Stored data entries:
──────────────────────────────

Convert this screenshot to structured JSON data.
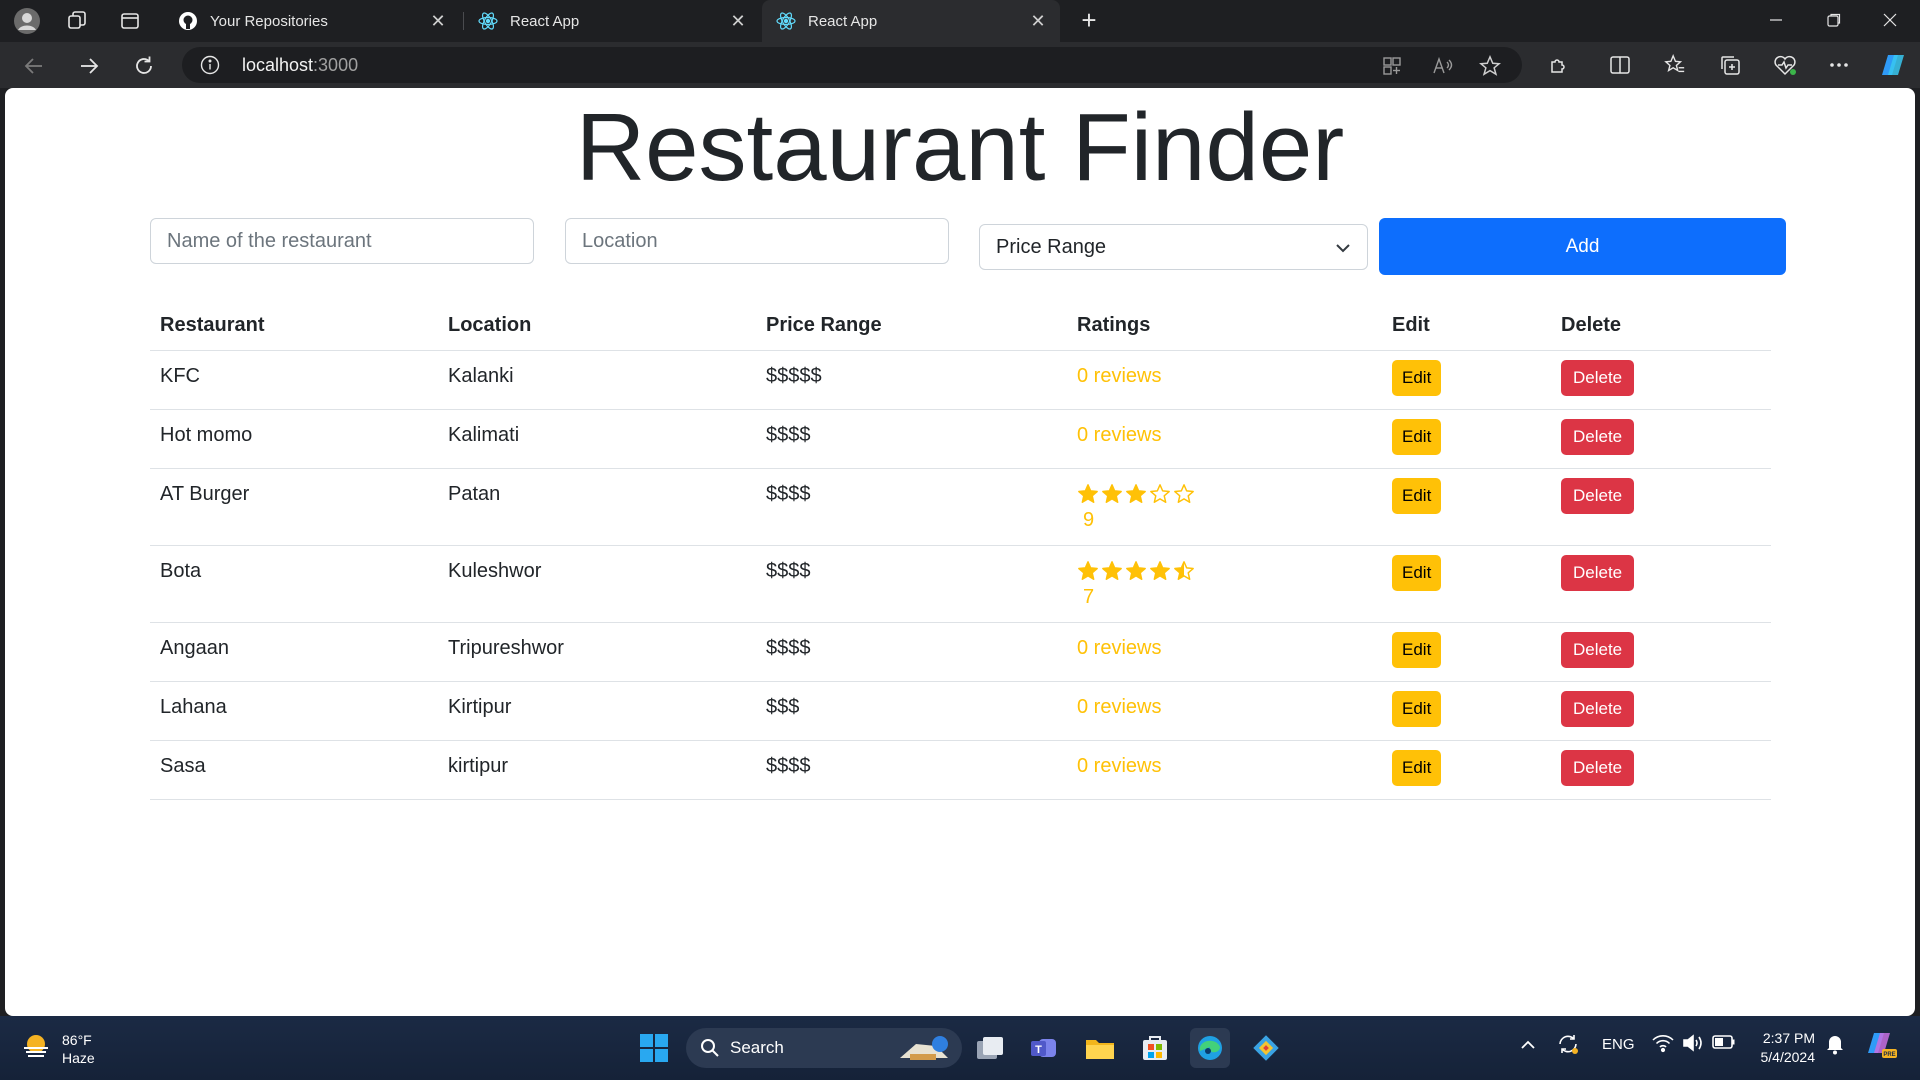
{
  "browser": {
    "tabs": [
      {
        "title": "Your Repositories",
        "icon": "github-icon",
        "active": false
      },
      {
        "title": "React App",
        "icon": "react-icon",
        "active": false
      },
      {
        "title": "React App",
        "icon": "react-icon",
        "active": true
      }
    ],
    "url_host": "localhost",
    "url_port": ":3000"
  },
  "page": {
    "title": "Restaurant Finder",
    "form": {
      "name_placeholder": "Name of the restaurant",
      "location_placeholder": "Location",
      "price_select_value": "Price Range",
      "add_label": "Add"
    },
    "table": {
      "headers": [
        "Restaurant",
        "Location",
        "Price Range",
        "Ratings",
        "Edit",
        "Delete"
      ],
      "rows": [
        {
          "name": "KFC",
          "location": "Kalanki",
          "price": "$$$$$",
          "reviews_text": "0 reviews",
          "edit": "Edit",
          "delete": "Delete"
        },
        {
          "name": "Hot momo",
          "location": "Kalimati",
          "price": "$$$$",
          "reviews_text": "0 reviews",
          "edit": "Edit",
          "delete": "Delete"
        },
        {
          "name": "AT Burger",
          "location": "Patan",
          "price": "$$$$",
          "rating": 3,
          "count": "9",
          "edit": "Edit",
          "delete": "Delete"
        },
        {
          "name": "Bota",
          "location": "Kuleshwor",
          "price": "$$$$",
          "rating": 4.5,
          "count": "7",
          "edit": "Edit",
          "delete": "Delete"
        },
        {
          "name": "Angaan",
          "location": "Tripureshwor",
          "price": "$$$$",
          "reviews_text": "0 reviews",
          "edit": "Edit",
          "delete": "Delete"
        },
        {
          "name": "Lahana",
          "location": "Kirtipur",
          "price": "$$$",
          "reviews_text": "0 reviews",
          "edit": "Edit",
          "delete": "Delete"
        },
        {
          "name": "Sasa",
          "location": "kirtipur",
          "price": "$$$$",
          "reviews_text": "0 reviews",
          "edit": "Edit",
          "delete": "Delete"
        }
      ]
    }
  },
  "taskbar": {
    "weather_temp": "86°F",
    "weather_desc": "Haze",
    "search_label": "Search",
    "language": "ENG",
    "time": "2:37 PM",
    "date": "5/4/2024"
  },
  "colors": {
    "primary": "#0d6efd",
    "warning": "#ffc107",
    "danger": "#dc3545"
  }
}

──────────────────────────────

### TASK INSTRUCTIONS
Make an exact copy of the records above, with the pictures left out.

### RESULT
Convert this screenshot to structured JSON data.
{
  "browser": {
    "tabs": [
      {
        "title": "Your Repositories",
        "icon": "github-icon",
        "active": false
      },
      {
        "title": "React App",
        "icon": "react-icon",
        "active": false
      },
      {
        "title": "React App",
        "icon": "react-icon",
        "active": true
      }
    ],
    "url_host": "localhost",
    "url_port": ":3000"
  },
  "page": {
    "title": "Restaurant Finder",
    "form": {
      "name_placeholder": "Name of the restaurant",
      "location_placeholder": "Location",
      "price_select_value": "Price Range",
      "add_label": "Add"
    },
    "table": {
      "headers": [
        "Restaurant",
        "Location",
        "Price Range",
        "Ratings",
        "Edit",
        "Delete"
      ],
      "rows": [
        {
          "name": "KFC",
          "location": "Kalanki",
          "price": "$$$$$",
          "reviews_text": "0 reviews",
          "edit": "Edit",
          "delete": "Delete"
        },
        {
          "name": "Hot momo",
          "location": "Kalimati",
          "price": "$$$$",
          "reviews_text": "0 reviews",
          "edit": "Edit",
          "delete": "Delete"
        },
        {
          "name": "AT Burger",
          "location": "Patan",
          "price": "$$$$",
          "rating": 3,
          "count": "9",
          "edit": "Edit",
          "delete": "Delete"
        },
        {
          "name": "Bota",
          "location": "Kuleshwor",
          "price": "$$$$",
          "rating": 4.5,
          "count": "7",
          "edit": "Edit",
          "delete": "Delete"
        },
        {
          "name": "Angaan",
          "location": "Tripureshwor",
          "price": "$$$$",
          "reviews_text": "0 reviews",
          "edit": "Edit",
          "delete": "Delete"
        },
        {
          "name": "Lahana",
          "location": "Kirtipur",
          "price": "$$$",
          "reviews_text": "0 reviews",
          "edit": "Edit",
          "delete": "Delete"
        },
        {
          "name": "Sasa",
          "location": "kirtipur",
          "price": "$$$$",
          "reviews_text": "0 reviews",
          "edit": "Edit",
          "delete": "Delete"
        }
      ]
    }
  },
  "taskbar": {
    "weather_temp": "86°F",
    "weather_desc": "Haze",
    "search_label": "Search",
    "language": "ENG",
    "time": "2:37 PM",
    "date": "5/4/2024"
  },
  "colors": {
    "primary": "#0d6efd",
    "warning": "#ffc107",
    "danger": "#dc3545"
  }
}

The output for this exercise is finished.